— start DATA FOR THE TASK —

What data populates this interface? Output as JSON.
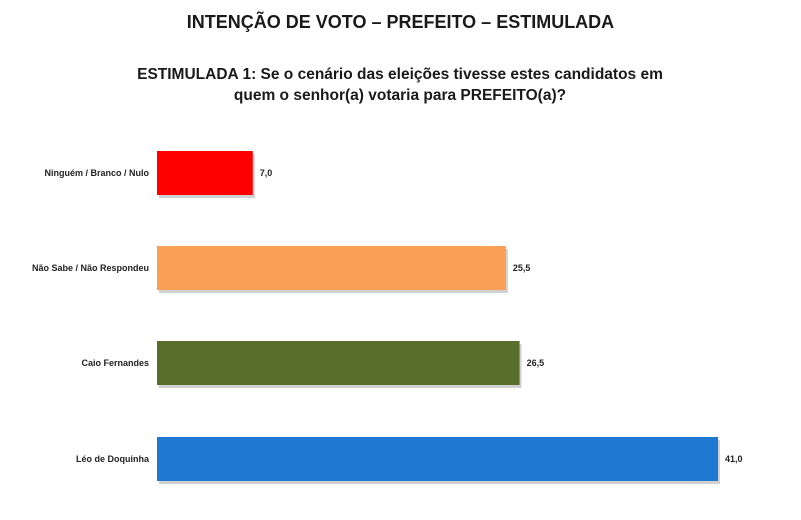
{
  "title": "INTENÇÃO DE VOTO – PREFEITO – ESTIMULADA",
  "question_line1": "ESTIMULADA 1: Se o cenário das eleições tivesse estes candidatos em",
  "question_line2": "quem o senhor(a) votaria para PREFEITO(a)?",
  "chart_data": {
    "type": "bar",
    "orientation": "horizontal",
    "categories": [
      "Ninguém / Branco / Nulo",
      "Não Sabe / Não Respondeu",
      "Caio Fernandes",
      "Léo de Doquinha"
    ],
    "values": [
      7.0,
      25.5,
      26.5,
      41.0
    ],
    "value_labels": [
      "7,0",
      "25,5",
      "26,5",
      "41,0"
    ],
    "colors": [
      "#ff0000",
      "#f9a055",
      "#5a6e2c",
      "#1f78d1"
    ],
    "xlim": [
      0,
      41.0
    ],
    "grid": false,
    "legend": "none"
  }
}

— end DATA FOR THE TASK —

BRIEF
Without the pictures, write out every entry precisely as it appears.

RESPONSE
What data populates this interface? Output as JSON.
{
  "title": "INTENÇÃO DE VOTO – PREFEITO – ESTIMULADA",
  "question_line1": "ESTIMULADA 1: Se o cenário das eleições tivesse estes candidatos em",
  "question_line2": "quem o senhor(a) votaria para PREFEITO(a)?",
  "chart_data": {
    "type": "bar",
    "orientation": "horizontal",
    "categories": [
      "Ninguém / Branco / Nulo",
      "Não Sabe / Não Respondeu",
      "Caio Fernandes",
      "Léo de Doquinha"
    ],
    "values": [
      7.0,
      25.5,
      26.5,
      41.0
    ],
    "value_labels": [
      "7,0",
      "25,5",
      "26,5",
      "41,0"
    ],
    "colors": [
      "#ff0000",
      "#f9a055",
      "#5a6e2c",
      "#1f78d1"
    ],
    "xlim": [
      0,
      41.0
    ],
    "grid": false,
    "legend": "none"
  }
}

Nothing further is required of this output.